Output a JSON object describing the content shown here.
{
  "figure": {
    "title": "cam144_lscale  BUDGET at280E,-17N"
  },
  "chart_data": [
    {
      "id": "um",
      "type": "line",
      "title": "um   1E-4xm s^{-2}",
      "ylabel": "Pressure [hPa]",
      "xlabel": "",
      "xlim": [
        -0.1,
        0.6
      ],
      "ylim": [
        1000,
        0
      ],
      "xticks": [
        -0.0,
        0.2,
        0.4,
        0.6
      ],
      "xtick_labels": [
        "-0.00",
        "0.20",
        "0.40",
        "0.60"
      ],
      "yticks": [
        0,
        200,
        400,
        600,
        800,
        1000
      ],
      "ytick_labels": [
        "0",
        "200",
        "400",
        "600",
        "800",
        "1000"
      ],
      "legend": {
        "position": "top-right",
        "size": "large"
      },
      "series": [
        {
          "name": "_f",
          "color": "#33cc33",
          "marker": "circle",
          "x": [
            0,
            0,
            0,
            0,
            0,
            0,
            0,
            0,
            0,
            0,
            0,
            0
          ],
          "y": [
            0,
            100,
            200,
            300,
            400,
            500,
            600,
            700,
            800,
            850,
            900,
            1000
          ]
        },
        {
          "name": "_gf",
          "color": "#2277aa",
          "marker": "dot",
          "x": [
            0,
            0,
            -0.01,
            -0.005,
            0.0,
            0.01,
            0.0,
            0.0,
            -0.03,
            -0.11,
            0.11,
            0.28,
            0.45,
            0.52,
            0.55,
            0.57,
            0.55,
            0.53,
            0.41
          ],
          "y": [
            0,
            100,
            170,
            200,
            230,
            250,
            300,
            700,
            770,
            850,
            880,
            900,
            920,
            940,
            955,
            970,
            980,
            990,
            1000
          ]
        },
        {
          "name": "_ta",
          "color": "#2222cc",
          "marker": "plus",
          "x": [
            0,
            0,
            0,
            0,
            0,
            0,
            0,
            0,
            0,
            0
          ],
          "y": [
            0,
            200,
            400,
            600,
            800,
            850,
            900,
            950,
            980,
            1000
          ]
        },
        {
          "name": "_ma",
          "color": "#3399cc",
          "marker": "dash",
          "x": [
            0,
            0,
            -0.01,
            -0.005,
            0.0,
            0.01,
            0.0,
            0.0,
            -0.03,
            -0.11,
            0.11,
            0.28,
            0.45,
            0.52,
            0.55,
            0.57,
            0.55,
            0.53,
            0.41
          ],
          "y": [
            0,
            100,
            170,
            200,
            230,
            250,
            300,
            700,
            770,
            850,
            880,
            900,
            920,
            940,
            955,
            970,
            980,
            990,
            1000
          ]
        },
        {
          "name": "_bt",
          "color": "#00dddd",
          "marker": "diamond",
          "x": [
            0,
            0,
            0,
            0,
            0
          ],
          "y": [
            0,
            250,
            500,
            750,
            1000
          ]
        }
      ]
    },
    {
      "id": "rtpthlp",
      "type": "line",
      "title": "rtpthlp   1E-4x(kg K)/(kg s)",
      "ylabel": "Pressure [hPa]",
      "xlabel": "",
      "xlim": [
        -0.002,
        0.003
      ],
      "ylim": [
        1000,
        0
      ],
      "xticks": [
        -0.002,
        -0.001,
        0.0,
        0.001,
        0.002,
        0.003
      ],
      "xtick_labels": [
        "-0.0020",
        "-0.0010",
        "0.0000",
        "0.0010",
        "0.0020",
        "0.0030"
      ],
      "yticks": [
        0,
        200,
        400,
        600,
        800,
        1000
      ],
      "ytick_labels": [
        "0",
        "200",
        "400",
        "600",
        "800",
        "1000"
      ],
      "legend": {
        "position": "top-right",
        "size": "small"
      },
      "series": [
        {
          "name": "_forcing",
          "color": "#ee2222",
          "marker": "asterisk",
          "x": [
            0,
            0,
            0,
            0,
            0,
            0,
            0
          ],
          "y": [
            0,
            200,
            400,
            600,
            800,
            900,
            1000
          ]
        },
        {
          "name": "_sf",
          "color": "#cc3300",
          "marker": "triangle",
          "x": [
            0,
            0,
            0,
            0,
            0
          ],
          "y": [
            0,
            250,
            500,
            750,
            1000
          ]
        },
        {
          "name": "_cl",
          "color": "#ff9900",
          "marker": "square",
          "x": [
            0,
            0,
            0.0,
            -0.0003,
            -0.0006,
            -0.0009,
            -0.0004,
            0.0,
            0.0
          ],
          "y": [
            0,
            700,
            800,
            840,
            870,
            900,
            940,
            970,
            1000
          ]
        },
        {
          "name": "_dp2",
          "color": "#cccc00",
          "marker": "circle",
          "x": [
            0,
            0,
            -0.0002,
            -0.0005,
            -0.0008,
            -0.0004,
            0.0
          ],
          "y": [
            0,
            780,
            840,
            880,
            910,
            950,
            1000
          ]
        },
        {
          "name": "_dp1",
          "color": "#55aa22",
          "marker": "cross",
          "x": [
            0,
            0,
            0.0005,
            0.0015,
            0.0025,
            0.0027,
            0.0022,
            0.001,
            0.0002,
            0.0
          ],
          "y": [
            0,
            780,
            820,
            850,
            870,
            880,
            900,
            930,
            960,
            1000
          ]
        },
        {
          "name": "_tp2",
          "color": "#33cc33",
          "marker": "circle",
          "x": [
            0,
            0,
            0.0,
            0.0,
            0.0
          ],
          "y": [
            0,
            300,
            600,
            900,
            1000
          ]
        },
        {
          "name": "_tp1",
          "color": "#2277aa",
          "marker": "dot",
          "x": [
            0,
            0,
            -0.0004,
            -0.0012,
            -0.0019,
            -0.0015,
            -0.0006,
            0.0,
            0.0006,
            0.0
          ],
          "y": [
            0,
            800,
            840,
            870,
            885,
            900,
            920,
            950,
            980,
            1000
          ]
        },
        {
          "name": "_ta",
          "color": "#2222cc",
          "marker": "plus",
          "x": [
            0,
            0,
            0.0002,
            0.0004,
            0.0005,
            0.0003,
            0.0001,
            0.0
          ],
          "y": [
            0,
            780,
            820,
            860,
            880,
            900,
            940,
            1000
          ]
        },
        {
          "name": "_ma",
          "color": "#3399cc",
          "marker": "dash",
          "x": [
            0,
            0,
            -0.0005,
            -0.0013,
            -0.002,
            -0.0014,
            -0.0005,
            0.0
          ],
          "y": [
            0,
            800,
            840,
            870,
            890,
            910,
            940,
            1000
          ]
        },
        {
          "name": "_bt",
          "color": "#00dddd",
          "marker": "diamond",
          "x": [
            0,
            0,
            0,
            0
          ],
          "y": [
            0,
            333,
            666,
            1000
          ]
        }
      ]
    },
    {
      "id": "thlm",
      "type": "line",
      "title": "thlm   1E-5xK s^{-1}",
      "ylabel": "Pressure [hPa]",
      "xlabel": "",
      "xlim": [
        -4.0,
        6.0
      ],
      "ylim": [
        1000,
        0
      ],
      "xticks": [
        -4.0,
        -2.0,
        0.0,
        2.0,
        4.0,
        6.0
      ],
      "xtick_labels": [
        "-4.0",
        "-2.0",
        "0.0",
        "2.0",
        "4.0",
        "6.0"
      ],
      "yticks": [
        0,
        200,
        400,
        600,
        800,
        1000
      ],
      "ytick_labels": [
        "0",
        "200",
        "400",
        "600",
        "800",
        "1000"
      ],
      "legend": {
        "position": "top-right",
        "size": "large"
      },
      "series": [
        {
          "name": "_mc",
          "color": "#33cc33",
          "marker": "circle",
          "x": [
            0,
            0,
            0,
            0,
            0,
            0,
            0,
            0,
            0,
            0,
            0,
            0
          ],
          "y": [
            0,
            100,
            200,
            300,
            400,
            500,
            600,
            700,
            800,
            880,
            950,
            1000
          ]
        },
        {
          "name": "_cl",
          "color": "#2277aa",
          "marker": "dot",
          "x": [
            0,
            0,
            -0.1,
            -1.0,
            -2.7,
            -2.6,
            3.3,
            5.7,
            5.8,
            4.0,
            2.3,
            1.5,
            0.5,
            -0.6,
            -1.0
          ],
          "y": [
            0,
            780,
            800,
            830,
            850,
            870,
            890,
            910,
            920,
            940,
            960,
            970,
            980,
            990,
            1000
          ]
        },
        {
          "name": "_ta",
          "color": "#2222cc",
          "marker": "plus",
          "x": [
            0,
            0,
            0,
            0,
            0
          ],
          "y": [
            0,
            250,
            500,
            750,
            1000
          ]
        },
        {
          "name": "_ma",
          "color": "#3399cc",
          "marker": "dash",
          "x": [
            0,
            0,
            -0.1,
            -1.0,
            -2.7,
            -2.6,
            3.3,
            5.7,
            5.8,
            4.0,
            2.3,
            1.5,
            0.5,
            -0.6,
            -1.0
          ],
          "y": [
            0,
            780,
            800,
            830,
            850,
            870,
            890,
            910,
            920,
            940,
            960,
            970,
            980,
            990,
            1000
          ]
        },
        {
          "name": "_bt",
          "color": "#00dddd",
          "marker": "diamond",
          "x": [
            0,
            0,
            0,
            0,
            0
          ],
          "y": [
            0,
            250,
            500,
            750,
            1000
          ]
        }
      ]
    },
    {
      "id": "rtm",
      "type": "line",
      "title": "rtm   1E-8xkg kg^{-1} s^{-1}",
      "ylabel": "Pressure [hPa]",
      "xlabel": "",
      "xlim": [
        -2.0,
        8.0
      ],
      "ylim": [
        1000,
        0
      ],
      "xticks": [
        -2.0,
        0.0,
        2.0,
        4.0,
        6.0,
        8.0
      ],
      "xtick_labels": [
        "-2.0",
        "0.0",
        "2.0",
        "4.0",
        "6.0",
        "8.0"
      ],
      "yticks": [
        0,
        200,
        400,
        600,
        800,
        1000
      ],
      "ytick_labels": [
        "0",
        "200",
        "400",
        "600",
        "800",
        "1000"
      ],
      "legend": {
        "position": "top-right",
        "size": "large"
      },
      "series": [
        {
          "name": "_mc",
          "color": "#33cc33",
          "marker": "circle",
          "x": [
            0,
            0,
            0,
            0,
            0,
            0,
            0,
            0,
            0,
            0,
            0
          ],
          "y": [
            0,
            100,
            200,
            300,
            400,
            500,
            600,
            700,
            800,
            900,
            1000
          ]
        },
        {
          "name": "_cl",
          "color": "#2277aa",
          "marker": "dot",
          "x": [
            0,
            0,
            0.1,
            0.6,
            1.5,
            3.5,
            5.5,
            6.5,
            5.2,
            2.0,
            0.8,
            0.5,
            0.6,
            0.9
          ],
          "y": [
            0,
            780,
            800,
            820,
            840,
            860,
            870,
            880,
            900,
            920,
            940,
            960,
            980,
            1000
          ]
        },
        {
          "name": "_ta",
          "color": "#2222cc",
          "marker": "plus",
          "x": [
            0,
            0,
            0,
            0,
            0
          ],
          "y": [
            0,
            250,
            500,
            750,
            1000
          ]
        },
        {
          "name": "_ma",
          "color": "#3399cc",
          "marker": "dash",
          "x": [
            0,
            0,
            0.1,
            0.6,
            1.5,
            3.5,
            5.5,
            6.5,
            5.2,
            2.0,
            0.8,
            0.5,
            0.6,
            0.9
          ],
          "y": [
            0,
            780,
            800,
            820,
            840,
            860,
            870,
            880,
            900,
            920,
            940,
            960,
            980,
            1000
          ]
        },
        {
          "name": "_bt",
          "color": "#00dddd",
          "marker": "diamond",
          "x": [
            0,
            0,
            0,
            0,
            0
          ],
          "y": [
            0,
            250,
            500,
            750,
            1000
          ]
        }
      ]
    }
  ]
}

***

* What to produce
How many of the lines above include the string "title"? Answer with the number only.

* Task answer
5